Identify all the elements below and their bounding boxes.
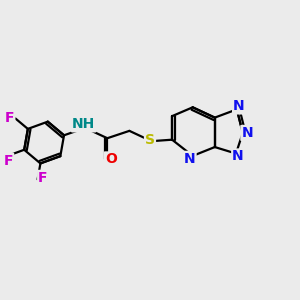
Text: N: N <box>232 149 244 164</box>
Text: N: N <box>233 99 245 113</box>
Text: O: O <box>105 152 117 167</box>
Text: NH: NH <box>72 117 95 131</box>
Text: F: F <box>5 112 14 125</box>
Text: N: N <box>184 152 196 166</box>
Text: F: F <box>4 154 13 168</box>
Text: F: F <box>38 171 48 185</box>
Text: N: N <box>242 126 253 140</box>
Text: S: S <box>145 133 155 147</box>
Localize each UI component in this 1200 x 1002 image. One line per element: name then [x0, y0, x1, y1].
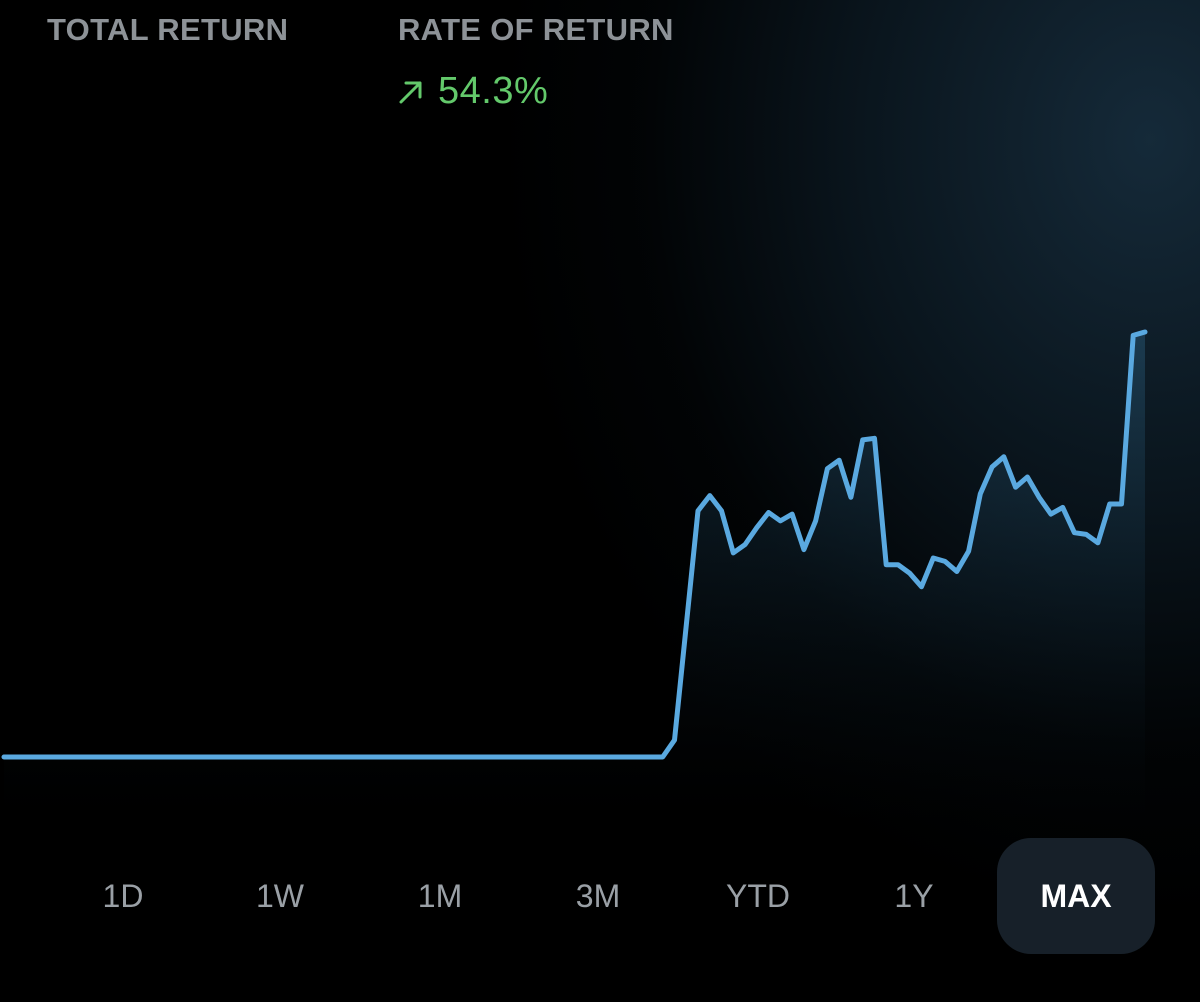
- tab-max[interactable]: MAX: [997, 838, 1155, 954]
- tab-1y[interactable]: 1Y: [894, 877, 934, 914]
- tab-1m[interactable]: 1M: [417, 877, 463, 914]
- total-return-label: TOTAL RETURN: [47, 12, 289, 47]
- rate-of-return-value-row: 54.3%: [396, 70, 548, 113]
- performance-area-fill: [4, 332, 1145, 820]
- tab-3m[interactable]: 3M: [575, 877, 621, 914]
- rate-of-return-label: RATE OF RETURN: [398, 12, 674, 47]
- tab-1d[interactable]: 1D: [102, 877, 144, 914]
- rate-of-return-value: 54.3%: [438, 70, 549, 112]
- performance-chart[interactable]: [0, 0, 1200, 820]
- performance-series-line: [1, 329, 1148, 760]
- tab-1w[interactable]: 1W: [256, 877, 304, 914]
- arrow-up-right-icon: [396, 77, 426, 107]
- tab-ytd[interactable]: YTD: [726, 877, 790, 914]
- time-range-tabs: 1D 1W 1M 3M YTD 1Y MAX: [0, 838, 1200, 954]
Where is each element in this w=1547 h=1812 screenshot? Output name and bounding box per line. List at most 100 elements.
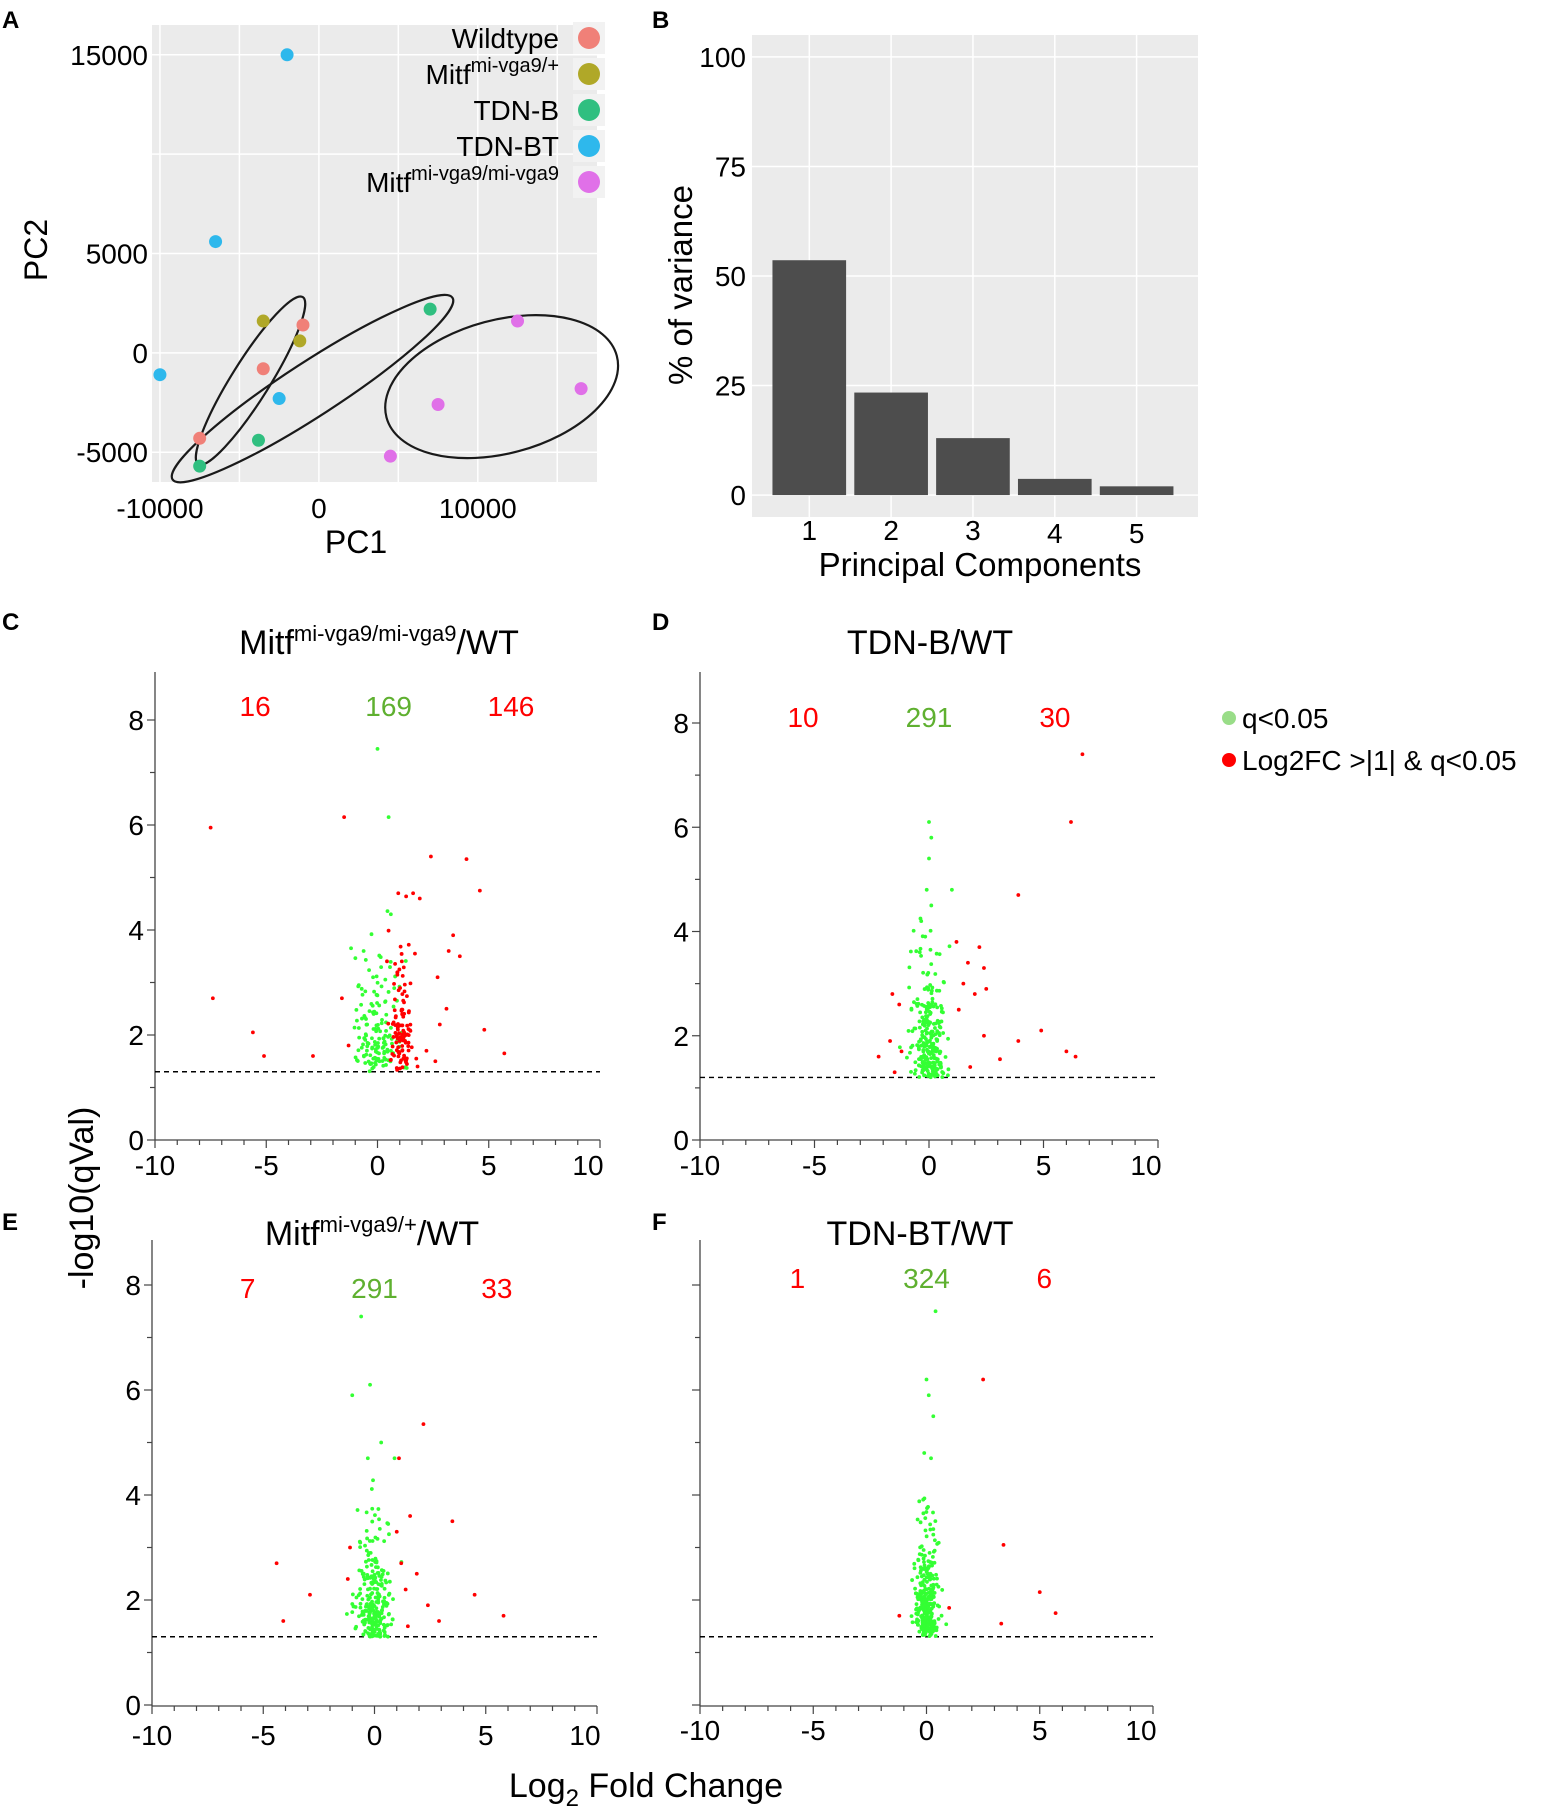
pca-y-tick-label: 0: [132, 338, 148, 369]
volcano-point-red: [345, 1577, 350, 1581]
volcano-point-green: [923, 1630, 928, 1635]
volcano-point-green: [373, 1026, 378, 1031]
volcano-point-red: [399, 1008, 404, 1013]
volcano-point-green: [374, 1617, 379, 1622]
volcano-point-red: [424, 1048, 429, 1053]
volcano-point-green: [349, 946, 353, 951]
pca-point: [256, 362, 270, 376]
volcano-point-green: [385, 1623, 390, 1628]
panel-label-d: D: [652, 609, 669, 636]
volcano-x-tick-label: 5: [1036, 1150, 1052, 1181]
volcano-x-tick-label: 0: [921, 1150, 937, 1181]
volcano-y-tick-label: 6: [128, 810, 144, 841]
volcano-point-green: [935, 1067, 940, 1072]
volcano-point-red: [982, 966, 986, 970]
volcano-point-red: [386, 928, 391, 933]
volcano-point-green: [932, 1548, 937, 1553]
volcano-point-green: [943, 1055, 948, 1059]
volcano-point-green: [934, 1582, 939, 1587]
volcano-point-red: [395, 1027, 400, 1032]
volcano-point-red: [392, 981, 396, 986]
volcano-point-green: [382, 1599, 387, 1604]
volcano-point-green: [386, 1612, 391, 1617]
volcano-point-red: [402, 989, 407, 994]
volcano-point-green: [375, 980, 380, 985]
volcano-point-green: [375, 1571, 380, 1575]
volcano-point-green: [374, 974, 379, 979]
pca-point: [383, 449, 397, 463]
volcano-point-green: [930, 1554, 935, 1559]
volcano-point-green: [357, 1614, 361, 1619]
volcano-point-red: [395, 972, 400, 977]
volcano-point-red: [400, 1044, 405, 1048]
volcano-point-green: [927, 1607, 931, 1612]
volcano-point-green: [381, 1628, 386, 1633]
volcano-point-red: [401, 1056, 406, 1061]
volcano-point-red: [396, 891, 401, 896]
volcano-point-green: [387, 1532, 391, 1537]
volcano-point-green: [359, 986, 364, 991]
volcano-point-green: [344, 1612, 349, 1616]
volcano-point-red: [404, 894, 409, 899]
volcano-point-green: [371, 1608, 376, 1613]
pca-x-ticks: -10000 0 10000: [116, 493, 516, 524]
volcano-point-green: [926, 1602, 931, 1606]
volcano-point-red: [388, 1058, 393, 1063]
volcano-point-green: [931, 1527, 936, 1532]
volcano-point-green: [928, 983, 933, 987]
volcano-y-tick-label: 0: [125, 1690, 141, 1721]
volcano-point-green: [384, 1028, 388, 1033]
volcano-point-red: [406, 1040, 411, 1045]
volcano-point-red: [1080, 752, 1085, 757]
volcano-point-green: [921, 970, 926, 975]
volcano-point-green: [934, 1572, 938, 1577]
volcano-point-green: [932, 1056, 937, 1061]
volcano-point-green: [375, 1001, 379, 1005]
volcano-point-green: [387, 1579, 392, 1584]
scree-bar: [1017, 478, 1092, 496]
volcano-point-green: [355, 1058, 359, 1062]
volcano-point-green: [917, 1075, 922, 1079]
volcano-point-green: [365, 1574, 370, 1579]
volcano-x-tick-label: 10: [1125, 1715, 1156, 1746]
pca-point: [251, 433, 265, 447]
volcano-point-green: [942, 980, 946, 985]
volcano-point-red: [408, 1028, 413, 1033]
volcano-point-green: [368, 1061, 372, 1066]
volcano-point-green: [383, 999, 388, 1004]
volcano-point-red: [399, 1561, 404, 1566]
volcano-point-green: [386, 815, 391, 820]
volcano-point-green: [377, 1036, 382, 1041]
volcano-point-green: [371, 975, 375, 980]
volcano-point-green: [910, 1029, 915, 1034]
volcano-point-green: [383, 1633, 387, 1637]
scree-x-tick-label: 2: [883, 515, 899, 546]
volcano-point-green: [370, 1506, 375, 1511]
volcano-point-green: [372, 1039, 377, 1044]
volcano-point-green: [367, 1614, 371, 1619]
volcano-point-green: [371, 1478, 375, 1483]
volcano-x-tick-label: 10: [1130, 1150, 1161, 1181]
volcano-point-red: [1039, 1028, 1044, 1033]
volcano-title-sup: mi-vga9/mi-vga9: [294, 621, 457, 646]
panel-e-volcano: -10 -5 0 5 10 0 2 4 6 8 Mitfmi-vga9/+/WT 7 291 33: [125, 1212, 600, 1751]
volcano-point-green: [927, 1634, 932, 1638]
volcano-point-green: [926, 1605, 931, 1609]
pca-point: [209, 235, 223, 249]
volcano-point-green: [367, 1069, 372, 1074]
volcano-point-green: [369, 1621, 374, 1626]
volcano-point-green: [388, 965, 392, 969]
volcano-point-green: [374, 1011, 379, 1016]
pca-gridlines: [152, 25, 597, 482]
volcano-point-green: [927, 820, 931, 824]
volcano-point-red: [414, 1571, 419, 1576]
volcano-point-green: [924, 1534, 929, 1539]
volcano-title-rest: /WT: [457, 624, 519, 662]
scree-bar: [772, 260, 847, 496]
volcano-point-green: [379, 1021, 384, 1026]
volcano-point-green: [935, 1039, 940, 1043]
volcano-title-main: Mitf: [265, 1215, 320, 1253]
volcano-point-green: [922, 1567, 927, 1572]
volcano-point-green: [933, 1309, 938, 1314]
volcano-point-green: [930, 996, 935, 1001]
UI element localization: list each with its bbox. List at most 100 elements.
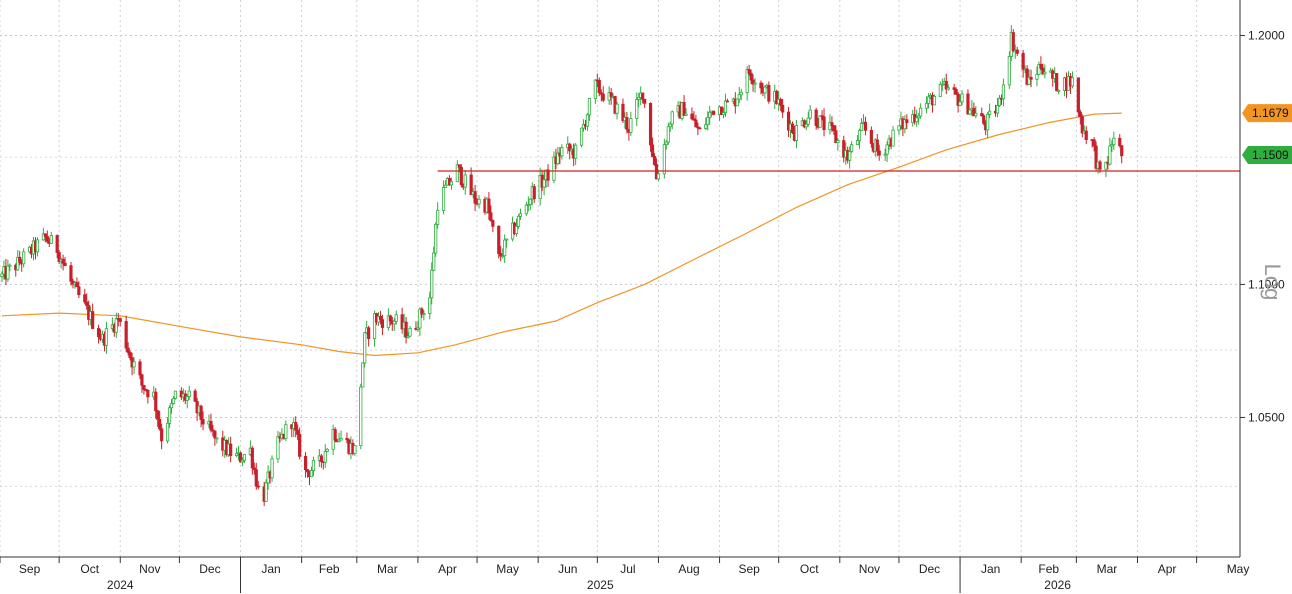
candle-body-up <box>808 109 812 119</box>
candle-body-down <box>1029 76 1033 80</box>
candle-body-down <box>802 120 806 128</box>
candle-body-up <box>240 459 245 463</box>
candle-body-up <box>185 396 189 401</box>
candle-body-up <box>416 327 420 330</box>
candle-body-up <box>1110 144 1114 147</box>
candle-body-down <box>786 111 791 131</box>
candle-body-down <box>160 428 164 442</box>
candle-body-down <box>128 351 132 358</box>
candle-body-down <box>751 79 755 85</box>
candle-body-up <box>593 79 597 100</box>
candle-body-up <box>284 424 288 439</box>
candle-body-down <box>1118 137 1122 147</box>
candle-body-up <box>449 181 454 186</box>
candle-body-up <box>855 140 860 146</box>
candle-body-up <box>903 119 907 130</box>
candle-body-down <box>57 252 61 262</box>
candle-body-down <box>719 106 724 115</box>
candle-body-up <box>165 422 170 442</box>
candle-body-up <box>524 204 528 215</box>
candle-body-up <box>753 82 757 85</box>
candle-body-down <box>144 389 148 391</box>
candle-body-down <box>863 121 868 131</box>
candles <box>0 25 1124 507</box>
candle-body-down <box>546 169 550 181</box>
month-label: Oct <box>80 562 99 576</box>
candle-body-down <box>140 374 144 386</box>
month-label: Feb <box>319 562 340 576</box>
candle-body-up <box>1027 76 1031 85</box>
candle-body-up <box>443 184 448 188</box>
price-tag-label: 1.1509 <box>1252 148 1289 162</box>
candle-body-up <box>818 115 822 128</box>
candle-body-down <box>96 328 101 338</box>
candle-body-up <box>41 233 45 241</box>
candle-body-down <box>154 391 158 412</box>
candle-body-down <box>834 130 838 143</box>
candle-body-down <box>303 455 308 470</box>
candle-body-up <box>656 173 661 180</box>
candle-body-down <box>652 156 657 165</box>
candle-body-down <box>1078 111 1082 117</box>
month-label: Apr <box>1158 562 1177 576</box>
candle-body-down <box>759 82 763 89</box>
candle-body-up <box>1007 56 1011 86</box>
candle-body-down <box>1021 52 1025 70</box>
candle-body-up <box>735 98 739 107</box>
candle-body-down <box>822 116 826 131</box>
candle-body-up <box>1112 137 1116 146</box>
candle-body-down <box>146 390 150 398</box>
candle-body-down <box>489 212 493 221</box>
month-label: Jan <box>981 562 1000 576</box>
candle-body-up <box>323 451 327 463</box>
candle-body-up <box>995 105 1000 114</box>
candle-body-up <box>363 332 367 364</box>
candle-body-down <box>491 220 495 227</box>
candle-body-down <box>696 126 700 129</box>
candle-body-up <box>173 390 178 399</box>
candle-body-up <box>940 83 944 86</box>
candle-body-up <box>924 102 929 109</box>
candle-body-down <box>63 262 67 267</box>
candle-body-up <box>276 436 280 460</box>
candle-body-down <box>404 321 408 338</box>
candle-body-down <box>1080 116 1084 134</box>
grid-lines <box>0 0 1240 557</box>
candle-body-down <box>55 235 59 253</box>
candle-body-down <box>682 102 686 116</box>
month-label: Nov <box>139 562 160 576</box>
candle-body-down <box>1011 32 1015 52</box>
candle-body-up <box>434 224 438 254</box>
candle-body-up <box>1043 71 1047 75</box>
candle-body-up <box>104 328 109 346</box>
candle-body-down <box>91 311 95 329</box>
candle-body-down <box>532 186 536 199</box>
candle-body-up <box>167 407 172 424</box>
candle-body-down <box>345 437 349 441</box>
candle-body-down <box>1084 130 1088 141</box>
candle-body-up <box>668 123 672 128</box>
month-label: May <box>1227 562 1250 576</box>
month-label: May <box>496 562 519 576</box>
candle-body-up <box>804 123 808 128</box>
candle-body-down <box>692 118 696 121</box>
candle-body-up <box>528 198 532 205</box>
candle-body-up <box>988 110 992 115</box>
candle-body-up <box>114 318 118 333</box>
candle-body-down <box>18 256 22 263</box>
candle-body-down <box>568 143 572 152</box>
candle-body-down <box>1076 77 1080 113</box>
candle-body-down <box>1120 145 1124 157</box>
candle-body-up <box>1037 64 1041 75</box>
candle-body-up <box>1035 73 1039 80</box>
candle-body-up <box>885 144 889 155</box>
candle-body-down <box>469 174 473 195</box>
candle-body-down <box>457 164 461 168</box>
candle-body-down <box>201 419 205 425</box>
candle-body-down <box>193 390 197 402</box>
month-label: Sep <box>19 562 41 576</box>
candle-body-down <box>126 347 130 353</box>
candle-body-up <box>394 314 398 322</box>
candle-body-down <box>209 420 213 431</box>
candle-body-up <box>859 123 864 131</box>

____

WHAT IS NEEDED>
Put the material from the line holding "Text: N: N <box>232 149 244 164</box>" through the line holding "Where is each", both included, into a Markdown table with the columns Row and Line, numbering each row and skipping blank lines. Leave the pictures out.

EXERCISE ANSWER>
| Row | Line |
|---|---|
| 1 | Text: N: N <box>232 149 244 164</box> |
| 2 | Text: N: N <box>233 99 245 113</box> |
| 3 | Text: O: O <box>105 152 117 167</box> |
| 4 | Text: NH: NH <box>72 117 95 131</box> |
| 5 | Text: F: F <box>5 112 14 125</box> |
| 6 | Text: N: N <box>184 152 196 166</box> |
| 7 | Text: F: F <box>4 154 13 168</box> |
| 8 | Text: F: F <box>38 171 48 185</box> |
| 9 | Text: N: N <box>242 126 253 140</box> |
| 10 | Text: S: S <box>145 133 155 147</box> |
| 11 | Localize each UI component in this 1200 x 1002 image. One line per element: name then [x0, y0, x1, y1]. |
| 12 | - tab-max[interactable]: MAX: [997, 838, 1155, 954] |
| 13 | - tab-1y[interactable]: 1Y: [894, 877, 934, 914] |
| 14 | - tab-1m[interactable]: 1M: [417, 877, 463, 914] |
| 15 | - total-return-label: TOTAL RETURN: [47, 12, 289, 47] |
| 16 | - rate-of-return-value-row: 54.3%: [396, 70, 548, 113] |
| 17 | - performance-area-fill: [4, 332, 1145, 820] |
| 18 | - tab-3m[interactable]: 3M: [575, 877, 621, 914] |
| 19 | - rate-of-return-label: RATE OF RETURN: [398, 12, 674, 47] |
| 20 | - tab-1d[interactable]: 1D: [102, 877, 144, 914] |
| 21 | - rate-of-return-value: 54.3%: [438, 70, 549, 112] |
| 22 | - performance-chart[interactable]: [0, 0, 1200, 820] |
| 23 | - performance-series-line: [1, 329, 1148, 760] |
| 24 | - tab-1w[interactable]: 1W: [256, 877, 304, 914] |
| 25 | - arrow-up-right-icon: [396, 77, 426, 107] |
| 26 | - tab-ytd[interactable]: YTD: [726, 877, 790, 914] |
| 27 | - time-range-tabs: 1D 1W 1M 3M YTD 1Y MAX: [0, 838, 1200, 954] |
| 28 | Where is each element in this w=1547 h=1812 screenshot? Output name and bounding box per line. List at most 100 elements. |